>> BEGIN Source material
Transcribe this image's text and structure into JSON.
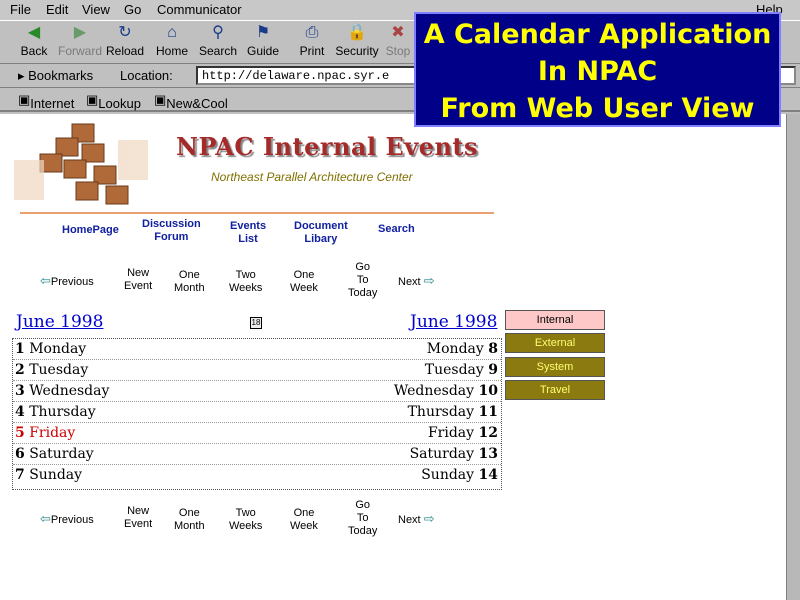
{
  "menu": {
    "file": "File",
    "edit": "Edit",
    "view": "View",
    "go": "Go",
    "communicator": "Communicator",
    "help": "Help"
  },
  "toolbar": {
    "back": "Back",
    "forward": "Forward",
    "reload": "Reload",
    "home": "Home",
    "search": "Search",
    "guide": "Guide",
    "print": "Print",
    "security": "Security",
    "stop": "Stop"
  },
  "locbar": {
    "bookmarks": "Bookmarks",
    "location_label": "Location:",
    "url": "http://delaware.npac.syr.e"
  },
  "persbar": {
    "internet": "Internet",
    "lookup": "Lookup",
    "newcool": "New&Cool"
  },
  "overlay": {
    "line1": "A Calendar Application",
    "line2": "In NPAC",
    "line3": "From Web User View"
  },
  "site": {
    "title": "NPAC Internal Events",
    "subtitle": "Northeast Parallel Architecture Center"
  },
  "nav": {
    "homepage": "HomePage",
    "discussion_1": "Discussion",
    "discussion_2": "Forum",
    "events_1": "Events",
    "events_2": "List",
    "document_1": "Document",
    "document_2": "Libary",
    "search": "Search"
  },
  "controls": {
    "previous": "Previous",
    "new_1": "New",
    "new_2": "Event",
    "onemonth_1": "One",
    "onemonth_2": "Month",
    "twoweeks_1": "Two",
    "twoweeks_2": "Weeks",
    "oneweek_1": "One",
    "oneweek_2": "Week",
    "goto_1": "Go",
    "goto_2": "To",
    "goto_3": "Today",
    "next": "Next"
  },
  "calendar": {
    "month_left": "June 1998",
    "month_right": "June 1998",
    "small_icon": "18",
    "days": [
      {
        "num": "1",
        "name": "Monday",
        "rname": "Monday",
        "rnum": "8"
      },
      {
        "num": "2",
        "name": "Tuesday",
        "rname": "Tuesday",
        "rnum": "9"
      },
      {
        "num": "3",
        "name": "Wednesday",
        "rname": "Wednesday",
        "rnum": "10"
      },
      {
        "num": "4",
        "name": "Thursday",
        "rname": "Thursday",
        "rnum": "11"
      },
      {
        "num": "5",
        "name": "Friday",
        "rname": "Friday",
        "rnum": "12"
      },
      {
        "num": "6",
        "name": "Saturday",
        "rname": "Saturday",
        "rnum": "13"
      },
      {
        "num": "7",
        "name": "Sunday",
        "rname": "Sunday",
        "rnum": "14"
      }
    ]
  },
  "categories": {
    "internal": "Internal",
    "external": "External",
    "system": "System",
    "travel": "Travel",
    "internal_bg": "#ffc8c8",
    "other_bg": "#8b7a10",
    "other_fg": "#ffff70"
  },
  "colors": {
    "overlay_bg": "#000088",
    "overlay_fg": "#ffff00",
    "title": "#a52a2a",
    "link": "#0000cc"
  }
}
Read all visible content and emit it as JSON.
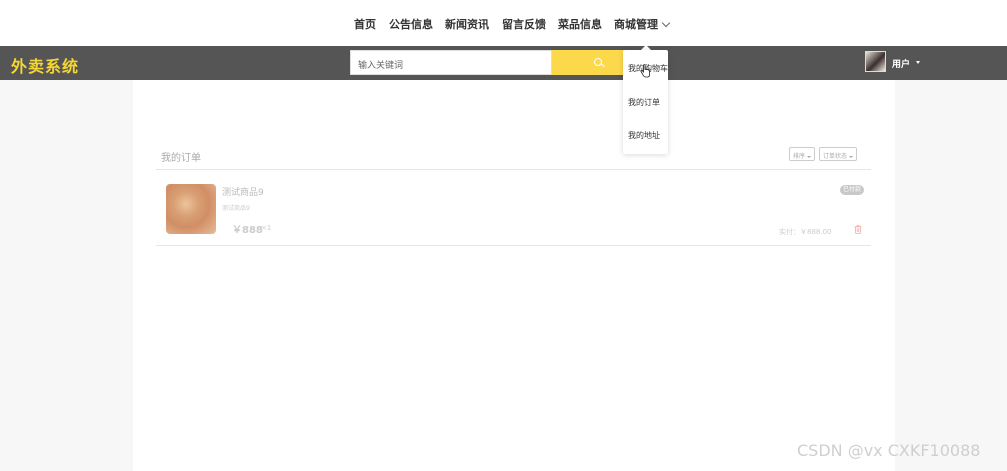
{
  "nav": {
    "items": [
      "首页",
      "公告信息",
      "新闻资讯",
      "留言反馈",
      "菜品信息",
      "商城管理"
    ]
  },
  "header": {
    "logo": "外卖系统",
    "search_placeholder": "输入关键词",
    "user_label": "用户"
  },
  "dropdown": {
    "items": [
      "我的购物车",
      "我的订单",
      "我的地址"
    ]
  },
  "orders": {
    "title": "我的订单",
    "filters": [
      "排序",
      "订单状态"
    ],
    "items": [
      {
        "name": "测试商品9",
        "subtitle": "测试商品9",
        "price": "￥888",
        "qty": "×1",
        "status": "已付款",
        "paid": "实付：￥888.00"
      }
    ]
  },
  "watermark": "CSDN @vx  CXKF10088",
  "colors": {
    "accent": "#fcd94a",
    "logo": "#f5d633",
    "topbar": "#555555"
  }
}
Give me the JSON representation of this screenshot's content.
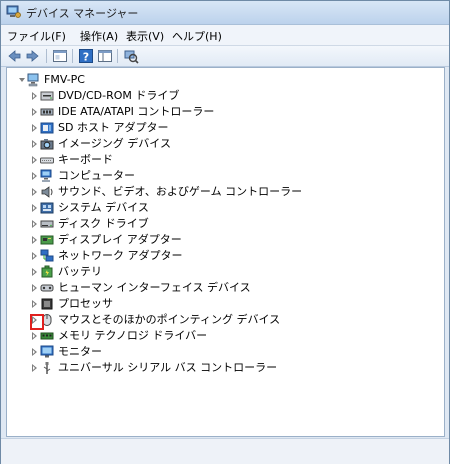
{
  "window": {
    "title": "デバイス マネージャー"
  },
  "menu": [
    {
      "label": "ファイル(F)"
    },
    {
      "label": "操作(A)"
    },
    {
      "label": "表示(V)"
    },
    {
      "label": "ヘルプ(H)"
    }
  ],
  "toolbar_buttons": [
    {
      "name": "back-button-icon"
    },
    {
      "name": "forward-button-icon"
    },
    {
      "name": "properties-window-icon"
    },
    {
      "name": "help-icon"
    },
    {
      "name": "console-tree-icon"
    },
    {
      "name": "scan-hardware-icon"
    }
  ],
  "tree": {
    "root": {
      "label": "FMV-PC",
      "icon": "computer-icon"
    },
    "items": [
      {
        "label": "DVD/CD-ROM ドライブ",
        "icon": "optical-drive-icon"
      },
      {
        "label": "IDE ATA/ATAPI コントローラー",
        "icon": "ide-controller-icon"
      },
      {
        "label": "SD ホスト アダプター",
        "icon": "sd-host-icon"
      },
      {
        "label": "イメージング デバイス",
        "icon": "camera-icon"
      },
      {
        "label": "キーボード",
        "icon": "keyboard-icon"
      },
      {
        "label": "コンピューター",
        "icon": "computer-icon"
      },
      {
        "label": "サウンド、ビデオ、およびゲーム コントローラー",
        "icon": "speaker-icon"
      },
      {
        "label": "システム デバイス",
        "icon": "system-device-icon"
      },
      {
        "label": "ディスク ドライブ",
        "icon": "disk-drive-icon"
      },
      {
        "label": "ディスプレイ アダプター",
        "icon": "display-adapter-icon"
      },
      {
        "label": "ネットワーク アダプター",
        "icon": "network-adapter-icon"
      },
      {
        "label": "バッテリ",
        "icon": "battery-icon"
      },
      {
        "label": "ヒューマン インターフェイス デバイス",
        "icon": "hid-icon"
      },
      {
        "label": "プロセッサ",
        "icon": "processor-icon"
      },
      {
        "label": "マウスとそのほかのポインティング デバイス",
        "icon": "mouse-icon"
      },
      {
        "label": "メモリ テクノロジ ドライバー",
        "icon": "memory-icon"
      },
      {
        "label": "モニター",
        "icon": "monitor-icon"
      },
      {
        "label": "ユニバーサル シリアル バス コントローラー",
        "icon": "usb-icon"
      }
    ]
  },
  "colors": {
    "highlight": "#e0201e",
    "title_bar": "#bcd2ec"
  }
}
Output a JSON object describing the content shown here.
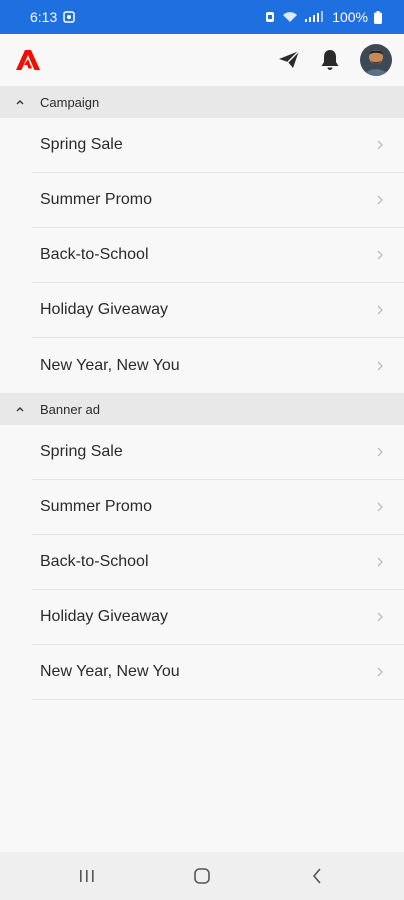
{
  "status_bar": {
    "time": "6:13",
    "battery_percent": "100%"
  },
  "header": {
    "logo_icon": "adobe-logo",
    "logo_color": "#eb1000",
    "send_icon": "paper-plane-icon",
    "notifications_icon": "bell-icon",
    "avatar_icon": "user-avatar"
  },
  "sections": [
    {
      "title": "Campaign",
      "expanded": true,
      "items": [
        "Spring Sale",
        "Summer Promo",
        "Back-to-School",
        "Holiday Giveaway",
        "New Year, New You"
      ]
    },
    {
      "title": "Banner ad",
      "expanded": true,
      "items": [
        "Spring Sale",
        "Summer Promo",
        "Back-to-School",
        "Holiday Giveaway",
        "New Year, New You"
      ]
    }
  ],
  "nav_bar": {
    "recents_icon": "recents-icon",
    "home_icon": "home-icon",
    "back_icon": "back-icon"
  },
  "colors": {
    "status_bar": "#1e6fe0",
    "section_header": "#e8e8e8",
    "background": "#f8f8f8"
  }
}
>> END Source material
◆ **Task details**
Go through the lines above. Select every one that has the string "subtitle".

◆ **Exercise answer**
    "subtitle": "Northeast Parallel Architecture Center"
        "subtitle": "测试商品9",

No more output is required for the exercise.